Derzeit bieten die beiden einen Kontakt per Telefon, per E-Mail oder über die sozialen Netzwerke an. Früher nutzten die Jugendlichen den Fitnessraum und den Multifunktionsraum für Breakdance, Hip-Hop, Boxen, Tanzen; später gerade noch Billard und Kicker, als Abstand noch gewährleistet werden konnte. Jetzt vielleicht die Playstation – zu Hause, im schlimmsten Fall allein. Kontakte funktionieren nur über digitale Kanäle.
Und die jüngeren Kinder?„Unsere Kinder sind zwischen sieben und zehn Jahre alt. Die sind im Netz noch nicht so aktiv“, sagt Perihan Barulay, Leiterin des Kinder- und Jugendtreffs „Wohnzimmer“in Vorst. Auch hier ruhen die Workshops Kochen, Nähen oder Tanzen. Ungefähr 30
Kinder kommen im Normalfall pro Tag ins „Wohnzimmer“. „Ich glaube, unseren Kinder geht es zu Hause gut“, sagt Perihan Barulay, die mit einigen Eltern per E-Mail in Kontakt steht.
Einsamkeit macht krank. Während ältere Menschen oft nur den Blick auf den Wohnzimmerschrank haben, bleibt den Jugendlichen immerhin das Leben mit Eltern und Geschwistern – mit Halma und Playstation. Dennoch fehlt der Treff mit den Freunden. Studien zeigen, dass die jugendliche Psyche durch die Corona-Einschränkungen arg belastet wird. Depressionen und Angstzustände werden dreimal häufiger beobachtet, wenn Isolation und Einsamkeit die Oberhand gewinnen.
Thomas Gebel ist Teamkoordinator für soziale Dienste bei der Stadt Willich. „Derzeit sehr schwierig“, beurteilt er die aktuelle Arbeit mit den Jugendlichen. Wenn Streetwork von den Kontakt auf der Straße lebt, dann sei natürlich durch die „kontaktlose“Zeit einiges weggebrochen.
„Wer Hilfe braucht, der hat es jetzt noch schwerer“, sagt Thomas Gebel, „die persönlichen Kontakte mit den Streetworkern fallen weg, die Behörden sind meist geschlossen, Termine werden deshalb nicht zeitnah geplant.“Hilfe fehlt jetzt da, wo sie dringend nötig ist.
Den Jugendlichen und den Streetworkern bleibt nur der digitale Weg. Die sozialen Netzwerke werden zu Gesprächsplattformen, im günstigsten Fall dient das Telefon. Thomas Gebel hat beobachtet, dass während der ersten Lockdownphase die Nachfrage noch anstieg, jetzt aber deutlich reduziert sei. „Wir können diese Kanäle nur aktiv bewerben“, sagt er. Heißt: Sie sind weiterhin da. „Und wenn der Lockdown beendet ist, wird es sicherlich eine Weile dauern, bis unsere beiden Streetworker wieder mit allen in Kontakt kommen können“, vermutet er.

• **Bereitgestellte Einträge**
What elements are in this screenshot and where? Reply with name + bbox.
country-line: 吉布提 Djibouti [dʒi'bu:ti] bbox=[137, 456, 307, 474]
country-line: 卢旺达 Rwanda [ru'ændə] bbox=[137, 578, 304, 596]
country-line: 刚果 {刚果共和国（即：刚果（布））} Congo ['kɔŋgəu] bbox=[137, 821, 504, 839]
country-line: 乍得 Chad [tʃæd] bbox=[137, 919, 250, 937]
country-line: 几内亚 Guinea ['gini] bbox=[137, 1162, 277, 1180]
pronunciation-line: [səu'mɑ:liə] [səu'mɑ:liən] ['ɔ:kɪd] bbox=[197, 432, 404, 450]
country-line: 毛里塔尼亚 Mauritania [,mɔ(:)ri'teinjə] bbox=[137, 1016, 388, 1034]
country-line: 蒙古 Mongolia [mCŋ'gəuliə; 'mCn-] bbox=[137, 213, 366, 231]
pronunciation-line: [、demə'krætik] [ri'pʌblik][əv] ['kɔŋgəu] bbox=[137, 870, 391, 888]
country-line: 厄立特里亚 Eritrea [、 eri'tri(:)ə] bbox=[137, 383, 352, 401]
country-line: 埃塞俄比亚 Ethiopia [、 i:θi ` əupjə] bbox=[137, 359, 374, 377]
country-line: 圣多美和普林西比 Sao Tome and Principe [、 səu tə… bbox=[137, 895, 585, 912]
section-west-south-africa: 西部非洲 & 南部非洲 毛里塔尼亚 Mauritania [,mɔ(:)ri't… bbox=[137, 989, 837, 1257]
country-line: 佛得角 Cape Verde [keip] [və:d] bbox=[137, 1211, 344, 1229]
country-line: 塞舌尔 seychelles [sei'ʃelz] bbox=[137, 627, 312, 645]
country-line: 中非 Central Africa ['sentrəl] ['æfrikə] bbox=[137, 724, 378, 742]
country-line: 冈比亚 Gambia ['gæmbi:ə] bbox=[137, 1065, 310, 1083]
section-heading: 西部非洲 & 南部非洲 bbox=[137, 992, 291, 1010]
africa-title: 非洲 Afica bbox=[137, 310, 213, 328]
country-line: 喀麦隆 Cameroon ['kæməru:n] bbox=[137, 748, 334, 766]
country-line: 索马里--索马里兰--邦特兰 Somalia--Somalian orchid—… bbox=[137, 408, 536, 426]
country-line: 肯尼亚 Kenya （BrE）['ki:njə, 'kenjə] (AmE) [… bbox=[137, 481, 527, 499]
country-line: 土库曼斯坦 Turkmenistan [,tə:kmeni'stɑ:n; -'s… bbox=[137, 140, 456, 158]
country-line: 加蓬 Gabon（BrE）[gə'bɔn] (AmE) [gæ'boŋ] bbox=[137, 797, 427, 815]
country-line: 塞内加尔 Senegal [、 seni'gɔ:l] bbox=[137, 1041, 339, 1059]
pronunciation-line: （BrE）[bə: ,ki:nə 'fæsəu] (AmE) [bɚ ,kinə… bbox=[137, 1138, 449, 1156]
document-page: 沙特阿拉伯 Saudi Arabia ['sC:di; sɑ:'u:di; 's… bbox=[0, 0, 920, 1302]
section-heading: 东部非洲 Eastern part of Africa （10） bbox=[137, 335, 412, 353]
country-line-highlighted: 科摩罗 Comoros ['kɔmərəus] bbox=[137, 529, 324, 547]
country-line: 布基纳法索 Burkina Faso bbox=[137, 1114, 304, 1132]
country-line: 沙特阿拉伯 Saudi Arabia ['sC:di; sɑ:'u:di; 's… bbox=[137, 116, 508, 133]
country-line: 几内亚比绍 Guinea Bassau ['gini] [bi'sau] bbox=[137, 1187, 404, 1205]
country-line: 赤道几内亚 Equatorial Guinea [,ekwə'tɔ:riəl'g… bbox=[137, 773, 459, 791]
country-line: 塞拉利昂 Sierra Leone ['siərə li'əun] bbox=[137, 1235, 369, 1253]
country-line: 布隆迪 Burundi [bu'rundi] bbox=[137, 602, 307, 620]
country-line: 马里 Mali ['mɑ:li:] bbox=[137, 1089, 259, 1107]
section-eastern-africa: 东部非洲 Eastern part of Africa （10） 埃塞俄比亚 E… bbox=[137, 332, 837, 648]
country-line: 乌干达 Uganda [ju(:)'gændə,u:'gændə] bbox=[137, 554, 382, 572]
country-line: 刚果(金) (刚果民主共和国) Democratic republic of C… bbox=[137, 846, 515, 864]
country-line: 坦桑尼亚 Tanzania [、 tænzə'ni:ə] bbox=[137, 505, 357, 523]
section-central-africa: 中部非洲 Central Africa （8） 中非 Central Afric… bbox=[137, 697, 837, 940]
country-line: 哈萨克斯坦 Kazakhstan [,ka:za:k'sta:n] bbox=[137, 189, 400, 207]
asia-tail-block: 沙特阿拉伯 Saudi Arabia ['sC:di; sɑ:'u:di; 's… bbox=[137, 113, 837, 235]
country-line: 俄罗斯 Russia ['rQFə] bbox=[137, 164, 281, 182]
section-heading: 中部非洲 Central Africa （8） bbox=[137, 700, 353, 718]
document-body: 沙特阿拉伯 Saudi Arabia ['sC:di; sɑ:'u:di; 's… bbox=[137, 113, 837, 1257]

• **Aufgabenliste**
1. Übersetzen Sie den Satz „Den Jugendlichen und den Streetworkern bleibt nur der digitale Weg.“ aus dem Text über die Jugendarbeit in Willich ins Englische.
2. Schreiben Sie aus dem Text über die Jugendarbeit in Willich einen Abschnitt wortgetreu ab: Beginnen Sie bei den Worten „Einsamkeit macht krank.“, und hören Sie nach den Worten „die Oberhand gewinnen.“ auf.
3. Führen Sie den Text über die Jugendarbeit in Willich nach seinem letzten Satz weiter.
Die Einträge stammen aus einer anderen Quelle als der Text.

• **Ergebnisse je Aufgabe**
1. The young people and the street workers are left with only the digital route.

2.
Einsamkeit macht krank. Während ältere Menschen oft nur den Blick auf den Wohnzimmerschrank haben, bleibt den Jugendlichen immerhin das Leben mit Eltern und Geschwistern – mit Halma und Playstation. Dennoch fehlt der Treff mit den Freunden. Studien zeigen, dass die jugendliche Psyche durch die Corona-Einschränkungen arg belastet wird. Depressionen und Angstzustände werden dreimal häufiger beobachtet, wenn Isolation und Einsamkeit die Oberhand gewinnen.

3.
Die Angebote der Jugendsozialarbeit des Kreises Viersen in Präsenzform sind derzeit – wie in ganz NRW – nicht nutzbar. „Der Kontakt mit den Jugendlichen wird durch Telefonate oder Videokonferenzen ermöglicht“, sagte Anja Kühne, Sprecherin des Kreises Viersen.
Aber: Das Kreisjugendamt mit den Außenstellen des Allgemeinen Sozialen Dienstes in Grefrath und Tönisvorst ist während der Bürozeiten erreichbar. „Maßnahmen zur Sicherung des Kindeswohls werden wie gewohnt zeitnah bearbeitet“, teilte Anja Kühne mit.
Wer ein Herz aus Stein besitzt, könnte glauben, dass Streetworker in diesen Corona-geprägten Zeiten die Füße auf den Bürotisch legen und warten, bis die Pandemie vorbei ist. Dem ist nicht so: Arbeit an nachhaltigen Konzepten und die virtuellen Angebote im Internet oder anderen digitalen Plattformen bleiben genauso Arbeitsfelder wie die Betreuungsarbeit am Telefon.
Wer ein banges Herz besitzt, stellt eher die Frage, wie viele Kinder und Jugendliche in der notwendigerweise distanzierten Realität keine Hilfe garantiert bekommen. Erstens, weil sie selbst nicht danach fragen, zweitens, weil sie derzeit nicht gefunden werden, auch wenn man weiß, wo sie sind, und drittens, weil die Jugendeinrichtungen, die sie gern einmal besuchen, gerade geschlossen sind. Der digitale Weg ist nur ein schwacher Trost.